%%

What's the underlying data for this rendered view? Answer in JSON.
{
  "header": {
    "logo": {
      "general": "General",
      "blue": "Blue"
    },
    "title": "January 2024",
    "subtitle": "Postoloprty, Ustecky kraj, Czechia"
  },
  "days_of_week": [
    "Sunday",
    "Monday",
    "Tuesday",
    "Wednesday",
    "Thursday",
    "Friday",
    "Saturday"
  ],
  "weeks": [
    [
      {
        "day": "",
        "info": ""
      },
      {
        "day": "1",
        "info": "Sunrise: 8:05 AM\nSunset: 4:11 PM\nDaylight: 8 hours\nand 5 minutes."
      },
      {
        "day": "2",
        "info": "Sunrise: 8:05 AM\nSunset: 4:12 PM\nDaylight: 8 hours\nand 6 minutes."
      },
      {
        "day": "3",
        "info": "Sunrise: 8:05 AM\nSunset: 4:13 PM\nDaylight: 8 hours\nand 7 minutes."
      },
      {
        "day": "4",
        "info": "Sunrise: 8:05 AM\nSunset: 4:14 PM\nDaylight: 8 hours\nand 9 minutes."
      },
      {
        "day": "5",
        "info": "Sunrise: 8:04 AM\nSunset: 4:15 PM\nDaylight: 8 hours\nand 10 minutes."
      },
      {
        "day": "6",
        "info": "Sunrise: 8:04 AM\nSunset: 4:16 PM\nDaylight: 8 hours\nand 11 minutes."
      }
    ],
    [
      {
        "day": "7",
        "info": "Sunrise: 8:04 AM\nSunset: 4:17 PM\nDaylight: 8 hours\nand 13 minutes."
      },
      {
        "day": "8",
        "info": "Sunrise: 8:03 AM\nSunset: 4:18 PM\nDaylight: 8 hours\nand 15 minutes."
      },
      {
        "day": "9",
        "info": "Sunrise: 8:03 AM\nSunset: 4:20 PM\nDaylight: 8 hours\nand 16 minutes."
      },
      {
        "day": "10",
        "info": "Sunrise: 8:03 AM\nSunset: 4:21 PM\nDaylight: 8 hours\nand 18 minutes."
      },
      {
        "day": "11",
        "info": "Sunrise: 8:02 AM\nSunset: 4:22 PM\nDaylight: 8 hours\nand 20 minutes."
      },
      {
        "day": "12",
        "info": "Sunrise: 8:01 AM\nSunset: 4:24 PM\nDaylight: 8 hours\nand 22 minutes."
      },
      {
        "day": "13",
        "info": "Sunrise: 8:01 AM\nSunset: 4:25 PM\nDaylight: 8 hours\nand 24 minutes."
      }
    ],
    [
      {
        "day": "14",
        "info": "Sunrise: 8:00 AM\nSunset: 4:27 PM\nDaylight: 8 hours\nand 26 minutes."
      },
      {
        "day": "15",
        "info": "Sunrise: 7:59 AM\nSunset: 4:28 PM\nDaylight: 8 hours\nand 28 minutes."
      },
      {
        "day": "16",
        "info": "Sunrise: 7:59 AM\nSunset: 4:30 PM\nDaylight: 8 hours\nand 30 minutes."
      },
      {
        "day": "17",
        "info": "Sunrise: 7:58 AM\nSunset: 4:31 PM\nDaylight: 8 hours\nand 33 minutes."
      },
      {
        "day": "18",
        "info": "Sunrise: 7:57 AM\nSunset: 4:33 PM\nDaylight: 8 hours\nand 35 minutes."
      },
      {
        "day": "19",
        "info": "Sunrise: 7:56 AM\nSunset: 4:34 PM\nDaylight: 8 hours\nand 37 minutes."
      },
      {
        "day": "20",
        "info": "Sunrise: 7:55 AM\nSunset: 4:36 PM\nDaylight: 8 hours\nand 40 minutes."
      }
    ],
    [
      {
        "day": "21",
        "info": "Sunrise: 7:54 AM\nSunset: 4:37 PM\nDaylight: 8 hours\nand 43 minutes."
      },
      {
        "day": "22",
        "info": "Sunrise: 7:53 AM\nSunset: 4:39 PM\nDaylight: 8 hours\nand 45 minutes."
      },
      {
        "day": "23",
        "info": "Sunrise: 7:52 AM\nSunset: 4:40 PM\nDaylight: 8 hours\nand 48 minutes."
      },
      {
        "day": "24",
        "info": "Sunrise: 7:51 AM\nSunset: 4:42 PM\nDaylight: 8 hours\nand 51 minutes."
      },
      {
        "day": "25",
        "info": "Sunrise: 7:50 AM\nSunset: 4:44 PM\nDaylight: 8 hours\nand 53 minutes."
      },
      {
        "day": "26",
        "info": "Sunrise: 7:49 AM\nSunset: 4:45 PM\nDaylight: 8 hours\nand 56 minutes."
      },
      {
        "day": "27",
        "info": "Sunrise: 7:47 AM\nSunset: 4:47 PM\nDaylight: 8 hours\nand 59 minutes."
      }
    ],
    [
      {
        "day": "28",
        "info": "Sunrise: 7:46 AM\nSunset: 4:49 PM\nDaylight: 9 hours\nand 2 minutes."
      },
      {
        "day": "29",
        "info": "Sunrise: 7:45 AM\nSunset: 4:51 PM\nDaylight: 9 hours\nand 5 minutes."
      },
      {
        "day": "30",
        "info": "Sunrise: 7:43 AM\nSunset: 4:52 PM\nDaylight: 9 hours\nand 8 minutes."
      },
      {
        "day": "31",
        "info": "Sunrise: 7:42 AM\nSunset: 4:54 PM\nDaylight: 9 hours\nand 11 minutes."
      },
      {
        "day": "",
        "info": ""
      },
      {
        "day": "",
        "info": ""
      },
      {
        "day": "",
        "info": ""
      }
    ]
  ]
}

%%

Print the whole listing again, exactly.

What's the underlying data for this rendered view? Answer in JSON.
{
  "header": {
    "logo": {
      "general": "General",
      "blue": "Blue"
    },
    "title": "January 2024",
    "subtitle": "Postoloprty, Ustecky kraj, Czechia"
  },
  "days_of_week": [
    "Sunday",
    "Monday",
    "Tuesday",
    "Wednesday",
    "Thursday",
    "Friday",
    "Saturday"
  ],
  "weeks": [
    [
      {
        "day": "",
        "info": ""
      },
      {
        "day": "1",
        "info": "Sunrise: 8:05 AM\nSunset: 4:11 PM\nDaylight: 8 hours\nand 5 minutes."
      },
      {
        "day": "2",
        "info": "Sunrise: 8:05 AM\nSunset: 4:12 PM\nDaylight: 8 hours\nand 6 minutes."
      },
      {
        "day": "3",
        "info": "Sunrise: 8:05 AM\nSunset: 4:13 PM\nDaylight: 8 hours\nand 7 minutes."
      },
      {
        "day": "4",
        "info": "Sunrise: 8:05 AM\nSunset: 4:14 PM\nDaylight: 8 hours\nand 9 minutes."
      },
      {
        "day": "5",
        "info": "Sunrise: 8:04 AM\nSunset: 4:15 PM\nDaylight: 8 hours\nand 10 minutes."
      },
      {
        "day": "6",
        "info": "Sunrise: 8:04 AM\nSunset: 4:16 PM\nDaylight: 8 hours\nand 11 minutes."
      }
    ],
    [
      {
        "day": "7",
        "info": "Sunrise: 8:04 AM\nSunset: 4:17 PM\nDaylight: 8 hours\nand 13 minutes."
      },
      {
        "day": "8",
        "info": "Sunrise: 8:03 AM\nSunset: 4:18 PM\nDaylight: 8 hours\nand 15 minutes."
      },
      {
        "day": "9",
        "info": "Sunrise: 8:03 AM\nSunset: 4:20 PM\nDaylight: 8 hours\nand 16 minutes."
      },
      {
        "day": "10",
        "info": "Sunrise: 8:03 AM\nSunset: 4:21 PM\nDaylight: 8 hours\nand 18 minutes."
      },
      {
        "day": "11",
        "info": "Sunrise: 8:02 AM\nSunset: 4:22 PM\nDaylight: 8 hours\nand 20 minutes."
      },
      {
        "day": "12",
        "info": "Sunrise: 8:01 AM\nSunset: 4:24 PM\nDaylight: 8 hours\nand 22 minutes."
      },
      {
        "day": "13",
        "info": "Sunrise: 8:01 AM\nSunset: 4:25 PM\nDaylight: 8 hours\nand 24 minutes."
      }
    ],
    [
      {
        "day": "14",
        "info": "Sunrise: 8:00 AM\nSunset: 4:27 PM\nDaylight: 8 hours\nand 26 minutes."
      },
      {
        "day": "15",
        "info": "Sunrise: 7:59 AM\nSunset: 4:28 PM\nDaylight: 8 hours\nand 28 minutes."
      },
      {
        "day": "16",
        "info": "Sunrise: 7:59 AM\nSunset: 4:30 PM\nDaylight: 8 hours\nand 30 minutes."
      },
      {
        "day": "17",
        "info": "Sunrise: 7:58 AM\nSunset: 4:31 PM\nDaylight: 8 hours\nand 33 minutes."
      },
      {
        "day": "18",
        "info": "Sunrise: 7:57 AM\nSunset: 4:33 PM\nDaylight: 8 hours\nand 35 minutes."
      },
      {
        "day": "19",
        "info": "Sunrise: 7:56 AM\nSunset: 4:34 PM\nDaylight: 8 hours\nand 37 minutes."
      },
      {
        "day": "20",
        "info": "Sunrise: 7:55 AM\nSunset: 4:36 PM\nDaylight: 8 hours\nand 40 minutes."
      }
    ],
    [
      {
        "day": "21",
        "info": "Sunrise: 7:54 AM\nSunset: 4:37 PM\nDaylight: 8 hours\nand 43 minutes."
      },
      {
        "day": "22",
        "info": "Sunrise: 7:53 AM\nSunset: 4:39 PM\nDaylight: 8 hours\nand 45 minutes."
      },
      {
        "day": "23",
        "info": "Sunrise: 7:52 AM\nSunset: 4:40 PM\nDaylight: 8 hours\nand 48 minutes."
      },
      {
        "day": "24",
        "info": "Sunrise: 7:51 AM\nSunset: 4:42 PM\nDaylight: 8 hours\nand 51 minutes."
      },
      {
        "day": "25",
        "info": "Sunrise: 7:50 AM\nSunset: 4:44 PM\nDaylight: 8 hours\nand 53 minutes."
      },
      {
        "day": "26",
        "info": "Sunrise: 7:49 AM\nSunset: 4:45 PM\nDaylight: 8 hours\nand 56 minutes."
      },
      {
        "day": "27",
        "info": "Sunrise: 7:47 AM\nSunset: 4:47 PM\nDaylight: 8 hours\nand 59 minutes."
      }
    ],
    [
      {
        "day": "28",
        "info": "Sunrise: 7:46 AM\nSunset: 4:49 PM\nDaylight: 9 hours\nand 2 minutes."
      },
      {
        "day": "29",
        "info": "Sunrise: 7:45 AM\nSunset: 4:51 PM\nDaylight: 9 hours\nand 5 minutes."
      },
      {
        "day": "30",
        "info": "Sunrise: 7:43 AM\nSunset: 4:52 PM\nDaylight: 9 hours\nand 8 minutes."
      },
      {
        "day": "31",
        "info": "Sunrise: 7:42 AM\nSunset: 4:54 PM\nDaylight: 9 hours\nand 11 minutes."
      },
      {
        "day": "",
        "info": ""
      },
      {
        "day": "",
        "info": ""
      },
      {
        "day": "",
        "info": ""
      }
    ]
  ]
}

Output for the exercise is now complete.